Stored items
·····

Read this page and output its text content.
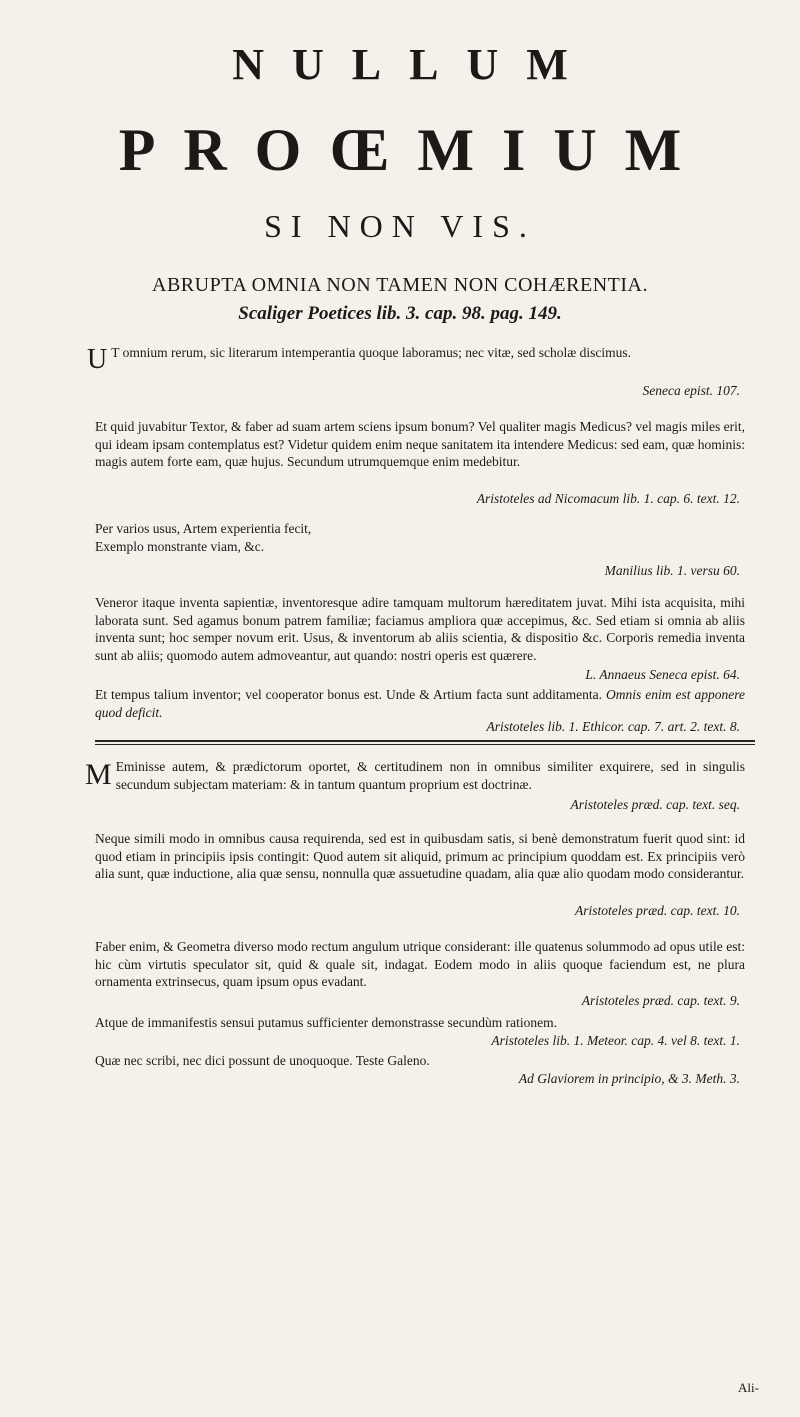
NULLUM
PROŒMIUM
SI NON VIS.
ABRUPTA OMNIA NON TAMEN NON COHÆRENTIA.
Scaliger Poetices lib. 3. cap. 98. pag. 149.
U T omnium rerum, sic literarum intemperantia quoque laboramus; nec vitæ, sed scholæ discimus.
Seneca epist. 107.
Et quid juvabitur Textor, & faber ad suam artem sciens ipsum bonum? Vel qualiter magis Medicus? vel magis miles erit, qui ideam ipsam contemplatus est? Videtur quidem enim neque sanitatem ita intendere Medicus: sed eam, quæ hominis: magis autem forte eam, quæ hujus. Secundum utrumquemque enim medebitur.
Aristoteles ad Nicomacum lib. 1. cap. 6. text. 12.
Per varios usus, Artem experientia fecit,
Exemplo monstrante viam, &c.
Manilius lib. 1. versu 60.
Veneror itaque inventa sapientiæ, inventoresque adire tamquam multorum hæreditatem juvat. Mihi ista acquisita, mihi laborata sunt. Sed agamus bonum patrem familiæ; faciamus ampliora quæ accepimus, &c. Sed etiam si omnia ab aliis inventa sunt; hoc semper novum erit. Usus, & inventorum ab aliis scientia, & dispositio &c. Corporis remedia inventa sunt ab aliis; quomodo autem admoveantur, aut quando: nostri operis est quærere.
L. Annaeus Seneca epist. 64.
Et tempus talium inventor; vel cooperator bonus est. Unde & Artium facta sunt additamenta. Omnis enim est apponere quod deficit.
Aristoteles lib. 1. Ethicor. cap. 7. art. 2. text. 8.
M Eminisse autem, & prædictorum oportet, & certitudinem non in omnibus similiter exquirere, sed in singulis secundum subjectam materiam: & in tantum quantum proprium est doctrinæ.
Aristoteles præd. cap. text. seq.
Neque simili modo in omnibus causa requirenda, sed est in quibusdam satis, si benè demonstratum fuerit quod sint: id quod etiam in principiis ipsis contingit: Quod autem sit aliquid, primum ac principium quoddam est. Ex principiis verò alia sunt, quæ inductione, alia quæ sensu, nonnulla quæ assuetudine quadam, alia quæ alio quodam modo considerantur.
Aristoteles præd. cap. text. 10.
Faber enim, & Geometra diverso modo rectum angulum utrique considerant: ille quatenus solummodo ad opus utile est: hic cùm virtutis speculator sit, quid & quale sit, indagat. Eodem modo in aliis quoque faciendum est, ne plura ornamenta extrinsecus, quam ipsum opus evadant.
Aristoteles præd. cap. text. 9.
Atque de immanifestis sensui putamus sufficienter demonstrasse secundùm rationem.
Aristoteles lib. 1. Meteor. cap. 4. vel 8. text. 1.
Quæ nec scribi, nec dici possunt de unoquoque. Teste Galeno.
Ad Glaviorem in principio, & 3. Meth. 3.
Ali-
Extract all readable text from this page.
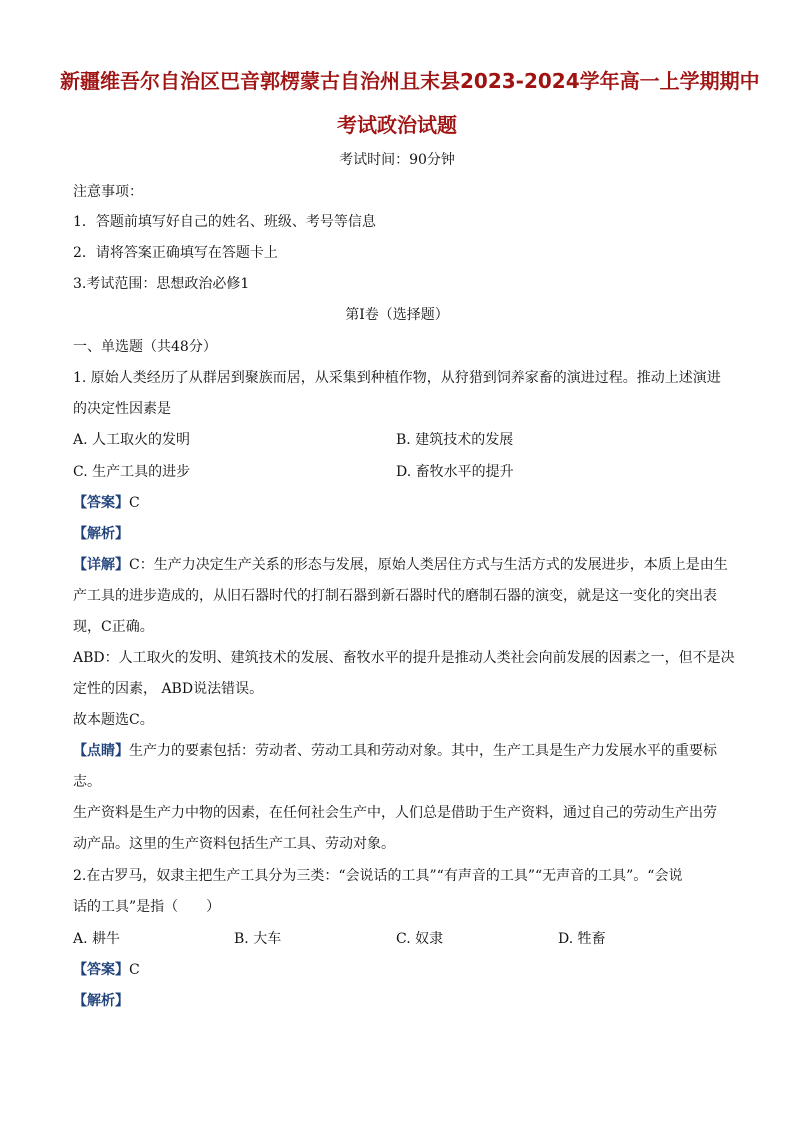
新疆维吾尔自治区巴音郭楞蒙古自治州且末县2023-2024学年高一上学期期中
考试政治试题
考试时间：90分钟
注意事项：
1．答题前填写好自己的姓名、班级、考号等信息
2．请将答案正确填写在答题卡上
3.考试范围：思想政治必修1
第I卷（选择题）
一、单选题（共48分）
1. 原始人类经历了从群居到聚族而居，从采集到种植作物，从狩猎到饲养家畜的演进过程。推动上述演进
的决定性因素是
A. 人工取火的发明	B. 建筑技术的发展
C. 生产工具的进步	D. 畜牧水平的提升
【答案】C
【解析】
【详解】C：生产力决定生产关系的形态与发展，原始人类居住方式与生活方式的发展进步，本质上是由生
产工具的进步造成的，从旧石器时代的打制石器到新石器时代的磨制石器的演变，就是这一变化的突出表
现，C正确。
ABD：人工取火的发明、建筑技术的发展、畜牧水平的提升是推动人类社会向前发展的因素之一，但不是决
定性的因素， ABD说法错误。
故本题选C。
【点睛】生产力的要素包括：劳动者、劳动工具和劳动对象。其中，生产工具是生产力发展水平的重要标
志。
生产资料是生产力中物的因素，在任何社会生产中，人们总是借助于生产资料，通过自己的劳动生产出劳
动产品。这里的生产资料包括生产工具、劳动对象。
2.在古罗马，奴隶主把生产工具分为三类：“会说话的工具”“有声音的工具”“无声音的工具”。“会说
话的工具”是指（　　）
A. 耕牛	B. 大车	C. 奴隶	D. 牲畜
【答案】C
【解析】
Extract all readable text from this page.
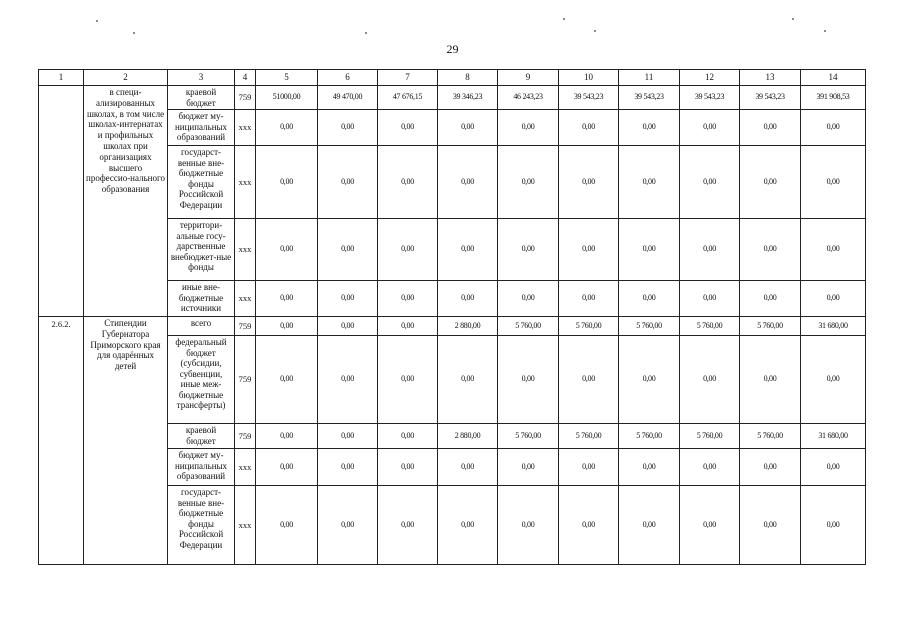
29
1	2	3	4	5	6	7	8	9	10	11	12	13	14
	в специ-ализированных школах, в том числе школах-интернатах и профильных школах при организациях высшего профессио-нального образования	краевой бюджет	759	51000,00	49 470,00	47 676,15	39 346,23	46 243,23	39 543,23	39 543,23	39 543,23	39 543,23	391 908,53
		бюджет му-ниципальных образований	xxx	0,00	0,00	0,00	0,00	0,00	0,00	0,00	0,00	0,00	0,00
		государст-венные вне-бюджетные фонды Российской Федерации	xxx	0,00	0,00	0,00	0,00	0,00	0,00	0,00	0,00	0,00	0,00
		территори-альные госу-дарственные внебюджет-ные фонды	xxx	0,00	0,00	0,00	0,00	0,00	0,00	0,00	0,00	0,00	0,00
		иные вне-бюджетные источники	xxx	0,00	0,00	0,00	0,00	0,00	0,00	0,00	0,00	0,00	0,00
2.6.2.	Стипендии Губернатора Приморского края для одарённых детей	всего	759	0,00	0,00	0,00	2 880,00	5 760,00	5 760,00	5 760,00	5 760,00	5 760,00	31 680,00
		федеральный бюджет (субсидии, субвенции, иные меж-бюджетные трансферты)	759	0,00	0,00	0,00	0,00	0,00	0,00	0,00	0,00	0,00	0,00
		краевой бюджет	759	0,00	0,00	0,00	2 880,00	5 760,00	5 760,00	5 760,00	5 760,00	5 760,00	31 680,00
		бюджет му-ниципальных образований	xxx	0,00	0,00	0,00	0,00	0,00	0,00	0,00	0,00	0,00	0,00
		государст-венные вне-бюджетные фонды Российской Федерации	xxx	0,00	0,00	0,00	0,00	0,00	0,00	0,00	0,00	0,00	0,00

·····

Return every line from the records above that holds the word "Seneca".

__Result__
Seneca epist. 107.
L. Annaeus Seneca epist. 64.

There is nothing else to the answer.